▶ _Given exercise_: Please give the listing again in its entirety, exactly as written.

START Information shown

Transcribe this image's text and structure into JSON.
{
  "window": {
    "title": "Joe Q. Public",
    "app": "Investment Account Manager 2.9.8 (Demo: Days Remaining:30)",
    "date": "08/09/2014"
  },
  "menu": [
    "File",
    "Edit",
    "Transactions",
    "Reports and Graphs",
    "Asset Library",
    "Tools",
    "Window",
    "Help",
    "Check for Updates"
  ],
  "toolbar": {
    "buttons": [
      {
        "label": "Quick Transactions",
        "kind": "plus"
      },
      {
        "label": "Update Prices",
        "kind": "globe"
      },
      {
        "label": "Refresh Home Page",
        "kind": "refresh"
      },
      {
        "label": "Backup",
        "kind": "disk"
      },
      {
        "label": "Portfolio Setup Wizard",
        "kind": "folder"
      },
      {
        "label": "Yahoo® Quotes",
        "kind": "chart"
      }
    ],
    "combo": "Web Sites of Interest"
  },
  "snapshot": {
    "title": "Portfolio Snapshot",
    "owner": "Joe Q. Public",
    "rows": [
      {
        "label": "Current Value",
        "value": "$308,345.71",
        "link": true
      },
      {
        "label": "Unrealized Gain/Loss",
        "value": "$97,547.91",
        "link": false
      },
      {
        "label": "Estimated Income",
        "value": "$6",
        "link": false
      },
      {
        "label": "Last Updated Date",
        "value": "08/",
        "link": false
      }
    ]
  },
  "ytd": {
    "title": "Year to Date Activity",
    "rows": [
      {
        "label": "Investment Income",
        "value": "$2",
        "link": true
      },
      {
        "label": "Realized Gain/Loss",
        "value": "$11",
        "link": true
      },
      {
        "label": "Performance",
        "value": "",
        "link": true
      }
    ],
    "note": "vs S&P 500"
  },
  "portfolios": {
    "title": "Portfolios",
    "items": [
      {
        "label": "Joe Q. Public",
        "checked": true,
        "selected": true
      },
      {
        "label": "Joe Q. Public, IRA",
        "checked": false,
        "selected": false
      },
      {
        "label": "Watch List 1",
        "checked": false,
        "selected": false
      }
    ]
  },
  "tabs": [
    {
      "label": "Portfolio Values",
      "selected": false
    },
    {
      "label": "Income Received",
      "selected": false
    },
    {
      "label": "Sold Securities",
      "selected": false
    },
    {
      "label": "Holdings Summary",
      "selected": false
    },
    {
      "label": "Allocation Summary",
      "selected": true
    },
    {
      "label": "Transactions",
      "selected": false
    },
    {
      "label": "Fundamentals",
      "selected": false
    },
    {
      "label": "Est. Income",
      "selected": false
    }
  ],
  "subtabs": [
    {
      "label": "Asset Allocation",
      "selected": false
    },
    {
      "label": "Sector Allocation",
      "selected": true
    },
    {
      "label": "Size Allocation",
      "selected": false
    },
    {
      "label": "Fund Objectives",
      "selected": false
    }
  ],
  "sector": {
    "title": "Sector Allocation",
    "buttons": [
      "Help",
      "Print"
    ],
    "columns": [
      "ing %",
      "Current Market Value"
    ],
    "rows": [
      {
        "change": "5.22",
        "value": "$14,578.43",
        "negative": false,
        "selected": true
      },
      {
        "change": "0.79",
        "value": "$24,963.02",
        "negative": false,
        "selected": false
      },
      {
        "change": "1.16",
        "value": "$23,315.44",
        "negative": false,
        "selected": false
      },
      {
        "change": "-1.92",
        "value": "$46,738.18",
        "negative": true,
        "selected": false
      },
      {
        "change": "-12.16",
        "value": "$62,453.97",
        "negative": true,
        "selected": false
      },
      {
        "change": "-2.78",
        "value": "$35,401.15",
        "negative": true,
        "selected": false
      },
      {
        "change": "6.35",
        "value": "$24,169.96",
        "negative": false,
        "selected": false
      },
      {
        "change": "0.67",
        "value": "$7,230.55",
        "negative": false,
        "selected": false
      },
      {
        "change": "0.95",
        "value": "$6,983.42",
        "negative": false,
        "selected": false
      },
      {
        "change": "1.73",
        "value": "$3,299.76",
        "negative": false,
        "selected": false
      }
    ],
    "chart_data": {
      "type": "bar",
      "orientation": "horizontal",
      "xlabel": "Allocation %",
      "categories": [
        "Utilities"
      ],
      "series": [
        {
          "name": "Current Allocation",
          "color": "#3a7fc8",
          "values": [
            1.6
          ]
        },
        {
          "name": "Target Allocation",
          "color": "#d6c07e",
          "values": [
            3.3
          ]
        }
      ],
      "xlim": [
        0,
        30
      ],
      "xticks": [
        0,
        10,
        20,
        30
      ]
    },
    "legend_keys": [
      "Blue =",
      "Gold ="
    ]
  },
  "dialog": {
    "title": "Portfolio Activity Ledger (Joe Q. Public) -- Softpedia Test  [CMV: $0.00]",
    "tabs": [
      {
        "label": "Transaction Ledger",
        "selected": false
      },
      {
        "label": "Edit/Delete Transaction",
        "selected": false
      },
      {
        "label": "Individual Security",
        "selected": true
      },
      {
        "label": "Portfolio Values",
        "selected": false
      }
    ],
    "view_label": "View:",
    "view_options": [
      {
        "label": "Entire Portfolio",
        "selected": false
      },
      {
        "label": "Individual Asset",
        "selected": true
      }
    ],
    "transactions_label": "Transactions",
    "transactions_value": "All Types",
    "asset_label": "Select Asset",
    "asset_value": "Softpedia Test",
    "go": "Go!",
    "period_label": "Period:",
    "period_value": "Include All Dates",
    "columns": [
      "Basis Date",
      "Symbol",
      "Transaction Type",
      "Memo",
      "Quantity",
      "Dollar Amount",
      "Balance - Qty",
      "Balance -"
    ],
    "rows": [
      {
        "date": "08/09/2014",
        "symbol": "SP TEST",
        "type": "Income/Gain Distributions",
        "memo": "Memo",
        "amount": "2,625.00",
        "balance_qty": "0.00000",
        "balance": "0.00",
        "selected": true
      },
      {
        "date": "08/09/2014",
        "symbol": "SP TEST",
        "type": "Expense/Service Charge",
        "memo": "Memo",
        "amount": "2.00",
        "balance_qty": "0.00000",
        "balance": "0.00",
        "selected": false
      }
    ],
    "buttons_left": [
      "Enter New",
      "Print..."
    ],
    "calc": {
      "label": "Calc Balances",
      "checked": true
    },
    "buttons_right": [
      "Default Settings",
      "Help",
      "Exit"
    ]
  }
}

END Information shown

▶ _Expected answer_:
Transcribe this image's text and structure into JSON.
{
  "window": {
    "title": "Joe Q. Public",
    "app": "Investment Account Manager 2.9.8 (Demo: Days Remaining:30)",
    "date": "08/09/2014"
  },
  "menu": [
    "File",
    "Edit",
    "Transactions",
    "Reports and Graphs",
    "Asset Library",
    "Tools",
    "Window",
    "Help",
    "Check for Updates"
  ],
  "toolbar": {
    "buttons": [
      {
        "label": "Quick Transactions",
        "kind": "plus"
      },
      {
        "label": "Update Prices",
        "kind": "globe"
      },
      {
        "label": "Refresh Home Page",
        "kind": "refresh"
      },
      {
        "label": "Backup",
        "kind": "disk"
      },
      {
        "label": "Portfolio Setup Wizard",
        "kind": "folder"
      },
      {
        "label": "Yahoo® Quotes",
        "kind": "chart"
      }
    ],
    "combo": "Web Sites of Interest"
  },
  "snapshot": {
    "title": "Portfolio Snapshot",
    "owner": "Joe Q. Public",
    "rows": [
      {
        "label": "Current Value",
        "value": "$308,345.71",
        "link": true
      },
      {
        "label": "Unrealized Gain/Loss",
        "value": "$97,547.91",
        "link": false
      },
      {
        "label": "Estimated Income",
        "value": "$6",
        "link": false
      },
      {
        "label": "Last Updated Date",
        "value": "08/",
        "link": false
      }
    ]
  },
  "ytd": {
    "title": "Year to Date Activity",
    "rows": [
      {
        "label": "Investment Income",
        "value": "$2",
        "link": true
      },
      {
        "label": "Realized Gain/Loss",
        "value": "$11",
        "link": true
      },
      {
        "label": "Performance",
        "value": "",
        "link": true
      }
    ],
    "note": "vs S&P 500"
  },
  "portfolios": {
    "title": "Portfolios",
    "items": [
      {
        "label": "Joe Q. Public",
        "checked": true,
        "selected": true
      },
      {
        "label": "Joe Q. Public, IRA",
        "checked": false,
        "selected": false
      },
      {
        "label": "Watch List 1",
        "checked": false,
        "selected": false
      }
    ]
  },
  "tabs": [
    {
      "label": "Portfolio Values",
      "selected": false
    },
    {
      "label": "Income Received",
      "selected": false
    },
    {
      "label": "Sold Securities",
      "selected": false
    },
    {
      "label": "Holdings Summary",
      "selected": false
    },
    {
      "label": "Allocation Summary",
      "selected": true
    },
    {
      "label": "Transactions",
      "selected": false
    },
    {
      "label": "Fundamentals",
      "selected": false
    },
    {
      "label": "Est. Income",
      "selected": false
    }
  ],
  "subtabs": [
    {
      "label": "Asset Allocation",
      "selected": false
    },
    {
      "label": "Sector Allocation",
      "selected": true
    },
    {
      "label": "Size Allocation",
      "selected": false
    },
    {
      "label": "Fund Objectives",
      "selected": false
    }
  ],
  "sector": {
    "title": "Sector Allocation",
    "buttons": [
      "Help",
      "Print"
    ],
    "columns": [
      "ing %",
      "Current Market Value"
    ],
    "rows": [
      {
        "change": "5.22",
        "value": "$14,578.43",
        "negative": false,
        "selected": true
      },
      {
        "change": "0.79",
        "value": "$24,963.02",
        "negative": false,
        "selected": false
      },
      {
        "change": "1.16",
        "value": "$23,315.44",
        "negative": false,
        "selected": false
      },
      {
        "change": "-1.92",
        "value": "$46,738.18",
        "negative": true,
        "selected": false
      },
      {
        "change": "-12.16",
        "value": "$62,453.97",
        "negative": true,
        "selected": false
      },
      {
        "change": "-2.78",
        "value": "$35,401.15",
        "negative": true,
        "selected": false
      },
      {
        "change": "6.35",
        "value": "$24,169.96",
        "negative": false,
        "selected": false
      },
      {
        "change": "0.67",
        "value": "$7,230.55",
        "negative": false,
        "selected": false
      },
      {
        "change": "0.95",
        "value": "$6,983.42",
        "negative": false,
        "selected": false
      },
      {
        "change": "1.73",
        "value": "$3,299.76",
        "negative": false,
        "selected": false
      }
    ],
    "chart_data": {
      "type": "bar",
      "orientation": "horizontal",
      "xlabel": "Allocation %",
      "categories": [
        "Utilities"
      ],
      "series": [
        {
          "name": "Current Allocation",
          "color": "#3a7fc8",
          "values": [
            1.6
          ]
        },
        {
          "name": "Target Allocation",
          "color": "#d6c07e",
          "values": [
            3.3
          ]
        }
      ],
      "xlim": [
        0,
        30
      ],
      "xticks": [
        0,
        10,
        20,
        30
      ]
    },
    "legend_keys": [
      "Blue =",
      "Gold ="
    ]
  },
  "dialog": {
    "title": "Portfolio Activity Ledger (Joe Q. Public) -- Softpedia Test  [CMV: $0.00]",
    "tabs": [
      {
        "label": "Transaction Ledger",
        "selected": false
      },
      {
        "label": "Edit/Delete Transaction",
        "selected": false
      },
      {
        "label": "Individual Security",
        "selected": true
      },
      {
        "label": "Portfolio Values",
        "selected": false
      }
    ],
    "view_label": "View:",
    "view_options": [
      {
        "label": "Entire Portfolio",
        "selected": false
      },
      {
        "label": "Individual Asset",
        "selected": true
      }
    ],
    "transactions_label": "Transactions",
    "transactions_value": "All Types",
    "asset_label": "Select Asset",
    "asset_value": "Softpedia Test",
    "go": "Go!",
    "period_label": "Period:",
    "period_value": "Include All Dates",
    "columns": [
      "Basis Date",
      "Symbol",
      "Transaction Type",
      "Memo",
      "Quantity",
      "Dollar Amount",
      "Balance - Qty",
      "Balance -"
    ],
    "rows": [
      {
        "date": "08/09/2014",
        "symbol": "SP TEST",
        "type": "Income/Gain Distributions",
        "memo": "Memo",
        "amount": "2,625.00",
        "balance_qty": "0.00000",
        "balance": "0.00",
        "selected": true
      },
      {
        "date": "08/09/2014",
        "symbol": "SP TEST",
        "type": "Expense/Service Charge",
        "memo": "Memo",
        "amount": "2.00",
        "balance_qty": "0.00000",
        "balance": "0.00",
        "selected": false
      }
    ],
    "buttons_left": [
      "Enter New",
      "Print..."
    ],
    "calc": {
      "label": "Calc Balances",
      "checked": true
    },
    "buttons_right": [
      "Default Settings",
      "Help",
      "Exit"
    ]
  }
}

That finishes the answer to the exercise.